- _Extrait fourni_
La part de Dieu, Loin de craindre la vocation d'un fils ou d'une fille, demandez-la à Dieu – 25 mars 1942 –

De Salve Regina

Magistère pontifical sur la famille - Discours aux jeunes époux
Auteur : Pie XII
Date de publication originale : 25 mars 1942

Difficulté de lecture : ♦ Facile

Nous Nous proposons, chers jeunes mariés, de vous adresser aujourd'hui une parole qui a toujours chanté la gloire de la famille et des époux chrétiens, et Nous souhaitons qu'elle se grave dans vos cœurs et qu'elle parvienne aussi à tous les autres époux, proches ou lointains. Cette parole, c'est la « part de Dieu » à la table de famille, cette part qu'il arrive à Jésus de vouloir se réserver comme un ami, ou pour ainsi dire comme un nécessiteux. Dans le beau livre de Tobie, que Dieu a inspiré pour enseigner aux hommes les vertus de la vie domestique, il est raconté que Tobie, ayant un jour de fête préparé un grand repas, dit à son fils : « Va et amène quelques hommes de notre tribu, craignant Dieu, afin qu'ils mangent avec nous » (Tb 2, 2). C'était jadis en de nombreuses familles chrétiennes, surtout à la campagne, la pieuse et chère coutume de réserver dans les repas de fêtes une part pour le pauvre qu'enverrait la Providence et qui ainsi participerait à l'allégresse commune. C'est ce qui s'appelait, en certaines régions, la « part de Dieu ».

Le Seigneur, qui sait ? ne pourrait-il pas venir demander un jour une part semblable à votre foyer, à votre table de famille, alors qu'y fleurira déjà la joie de vos enfants, parmi les visages graves et fervents de grands fils ou de grandes filles qu'animent des pensées et des sentiments secrets, présages d'une vie, d'une voie qui les rapproche des anges ? Jésus, qui a béni votre union, qui rendra fécond votre mariage, qui fera croître autour de votre olivier les joyeux rameaux de vos espérances, Jésus passera, peut-être, à l'heure qu'il est seul à savoir, pour frapper à la porte de l'une de vos maisons, comme il a un jour, sur les rives du lac de Tiberiade, appelé à le suivre les deux fils de Zébédée (Mt 4, 21), comme il a, à Béthanie, laissé Marthe aux besognes du ménage pour accueillir Marie à ses pieds et lui donner là à entendre et à goûter cette parole que le monde n'entend point (Lc 10, 38 et ss.). Il est celui qui dit aux apôtres : « La moisson est grande, mais les ouvriers sont en petit nombre. Prions donc le maître de la moisson d'envoyer des ouvriers à la moisson » (Mt 9,37-38). Lui, le Rédempteur, qui contemple du regard le champ immense des âmes rachetées de son sang, ne cesse de passer par le monde, dans les campagnes et les cités, le long des lacs et des mers, et il ne cesse de répéter à ses élus, par les secrètes inspirations de sa grâce, le « viens et suis-moi » (Mt 19, 21) de l'Evangile, les appelant à défricher et à labourer des terres encore incultes ou à moissonner les blés jaunissants.

- _Informations affichées_
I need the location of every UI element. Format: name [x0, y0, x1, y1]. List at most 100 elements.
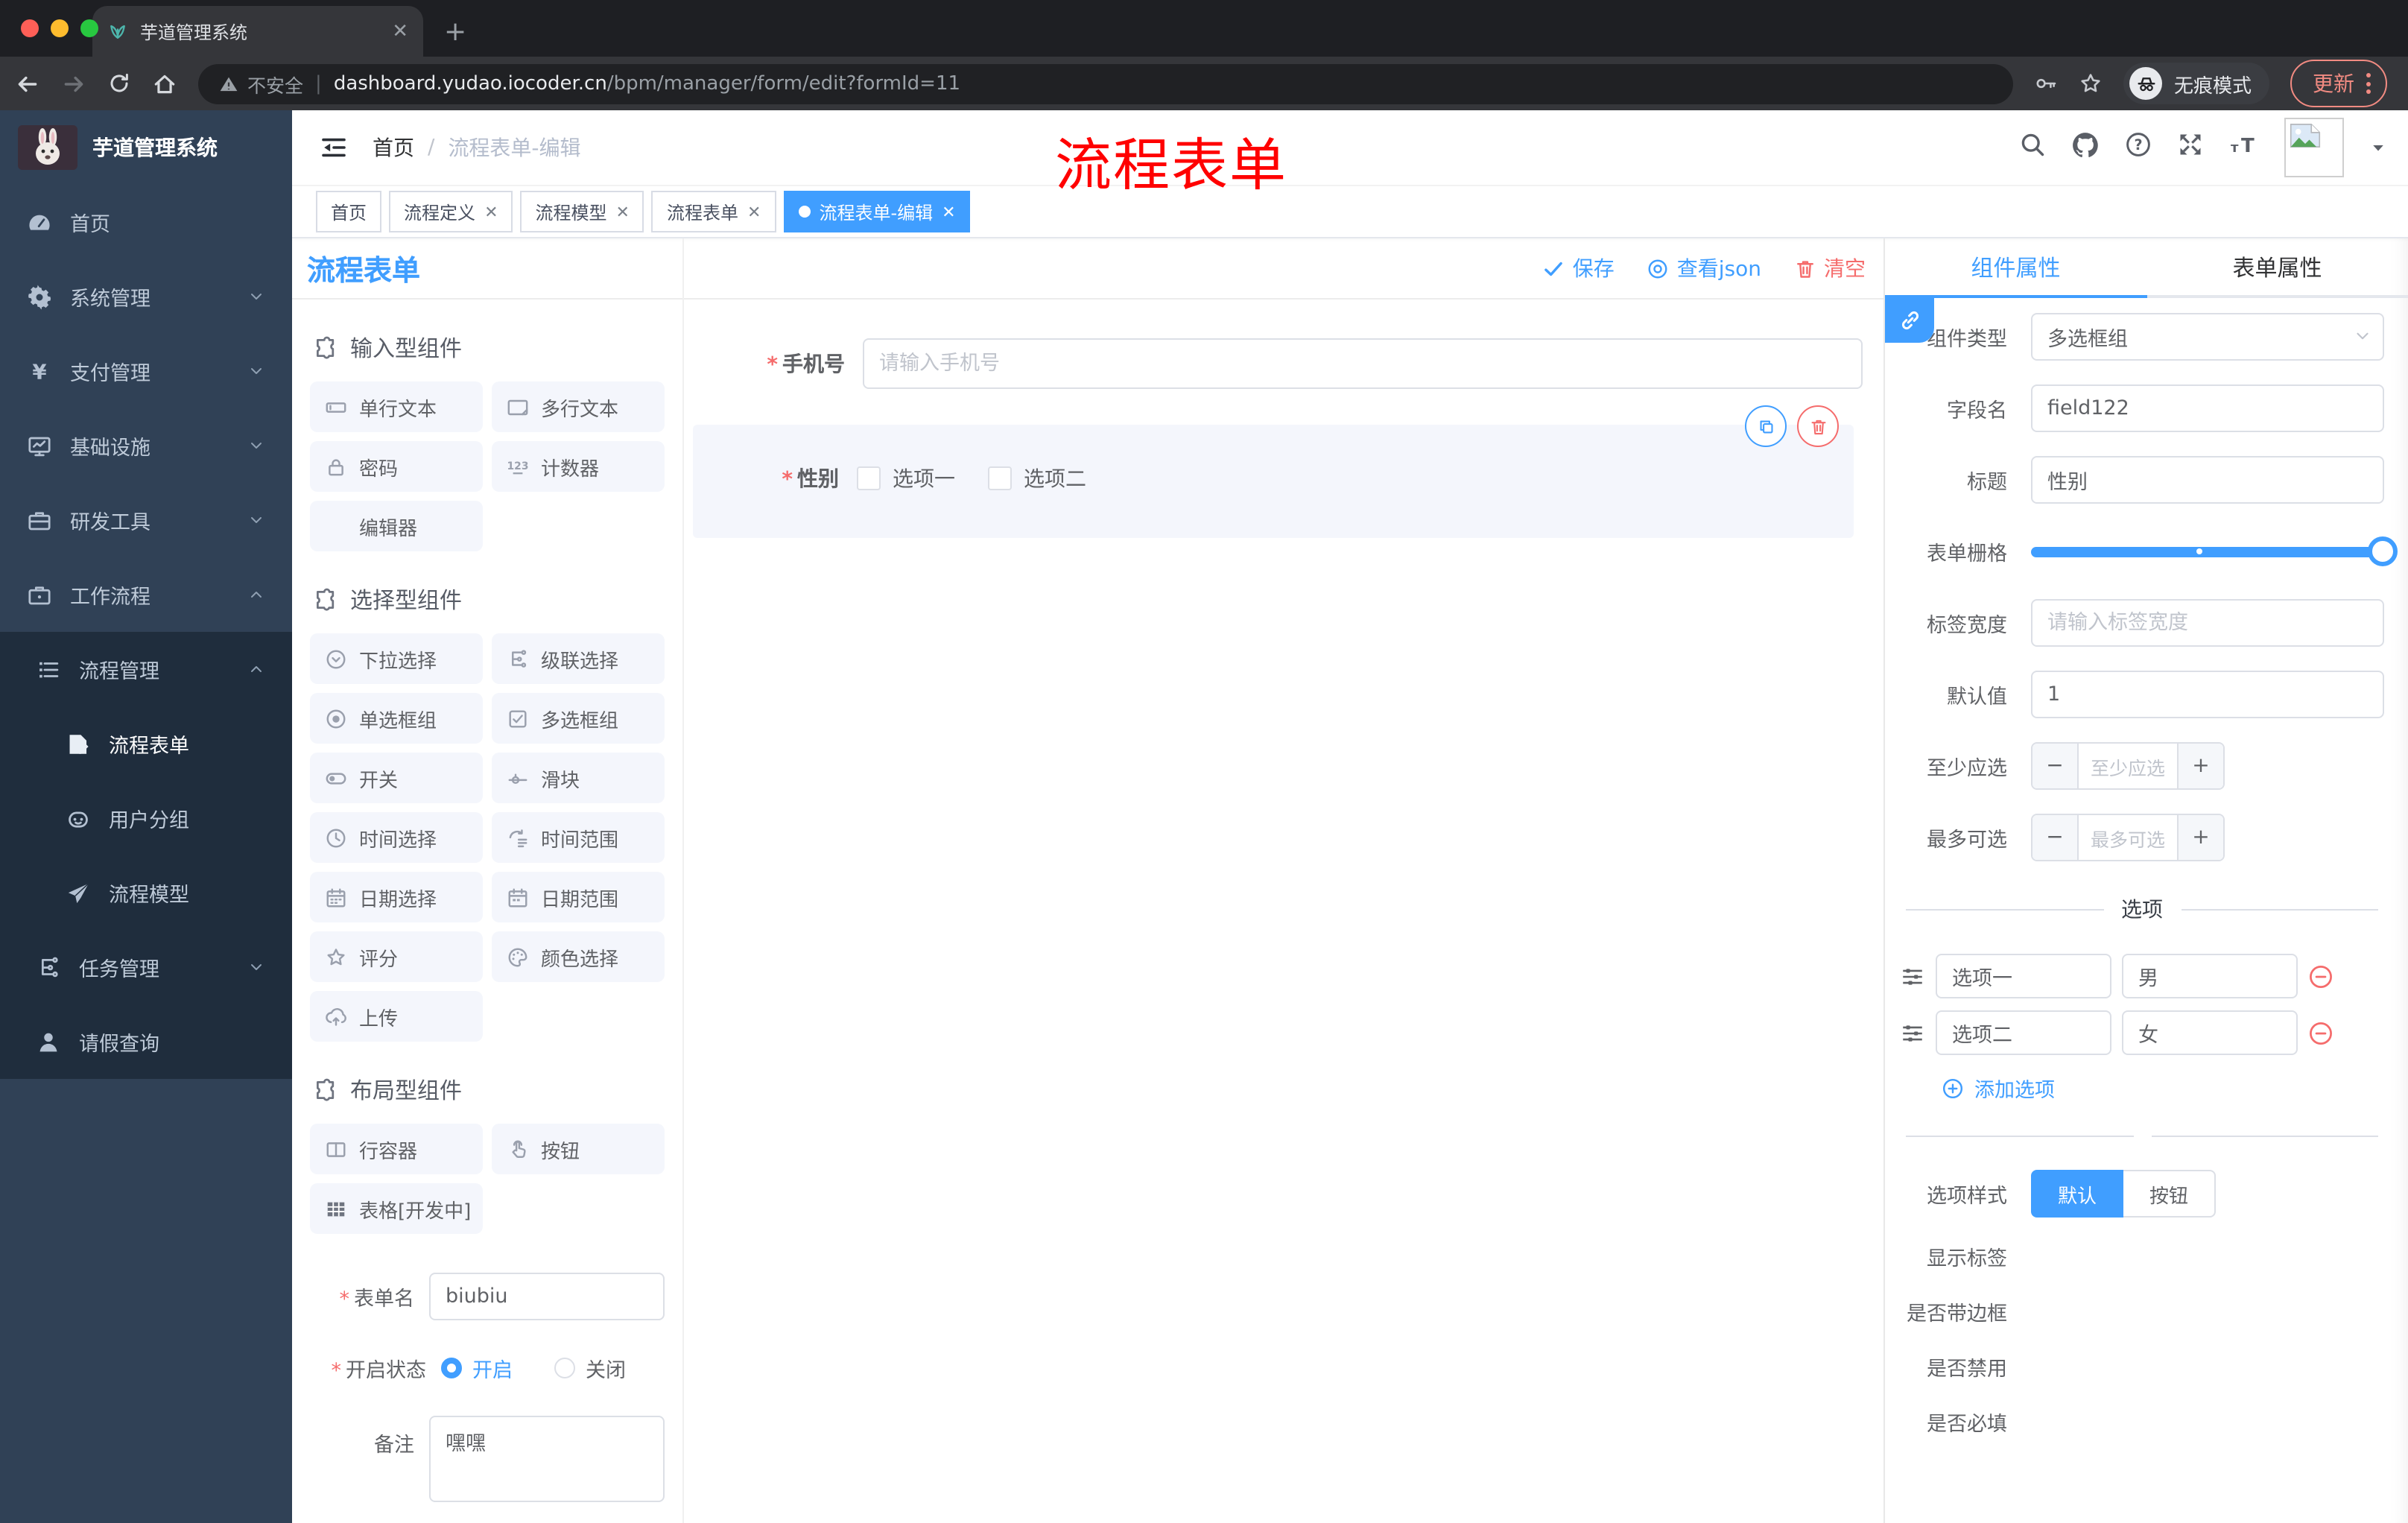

- _Consigne_
Écrivez la suite du discours aux jeunes mariés sur la « part de Dieu », en reprenant juste après sa dernière phrase.

- _Réponse_
Le champ du Christ, sa vigne, vivante image du peuple de Dieu que les pasteurs de l'Eglise doivent cultiver, cette Eglise universelle dans le temps et dans l'espace, qui, au dire de saint Grégoire le Grand, depuis le juste Abel jusqu'au dernier élu, produit, à la manière de la vigne, autant de sarments qu'elle engendre de saints1 ; cette Eglise, bien-aimés fils et filles, vous savez qu'elle est aussi le champ de Notre sollicitude de Vicaire du Christ. De la sorte, son zèle et sa prière, son amour et sa douleur deviennent Notre amour et Notre douleur, Notre zèle et Notre prière, et Nous sentons l'élan de « la charité du Christ » qui « Nous presse » (II Co 5, 14), tandis que les merveilleux progrès du génie humain rapprochent les mers, les terres et le ciel et semblent rendre notre globe plus petit et plus étroit. Quand Nous voyons s'ouvrir sans cesse de nouvelles voies à la prédication de l'Evangile parmi les peuples lointains encore païens, ou à l'apostolat parmi les âmes agitées, troublées, affamées — peut-être à leur insu, par un instinct divin — de vérité éternelle, une des grandes tristesses de Notre cœur, c'est de savoir que le nombre des ouvriers généreux que Notre amour leur envoie pour les secourir est si loin de suffire à la tâche. Qui sait si l'un ou l'autre élu, perdu à cette heure dans le peuple chrétien ou errant dans les terres infidèles, ne dépend point, dans les desseins de Dieu, de la parole et du ministère d'un de ces enfants que Dieu voudra bien vous accorder ? Qui pourrait scruter les profondeurs du conseil de Dieu notre Sauveur, « qui veut que tous les hommes soient sauvés et parviennent à la connaissance de la vérité » (I Tm 2, 4) ?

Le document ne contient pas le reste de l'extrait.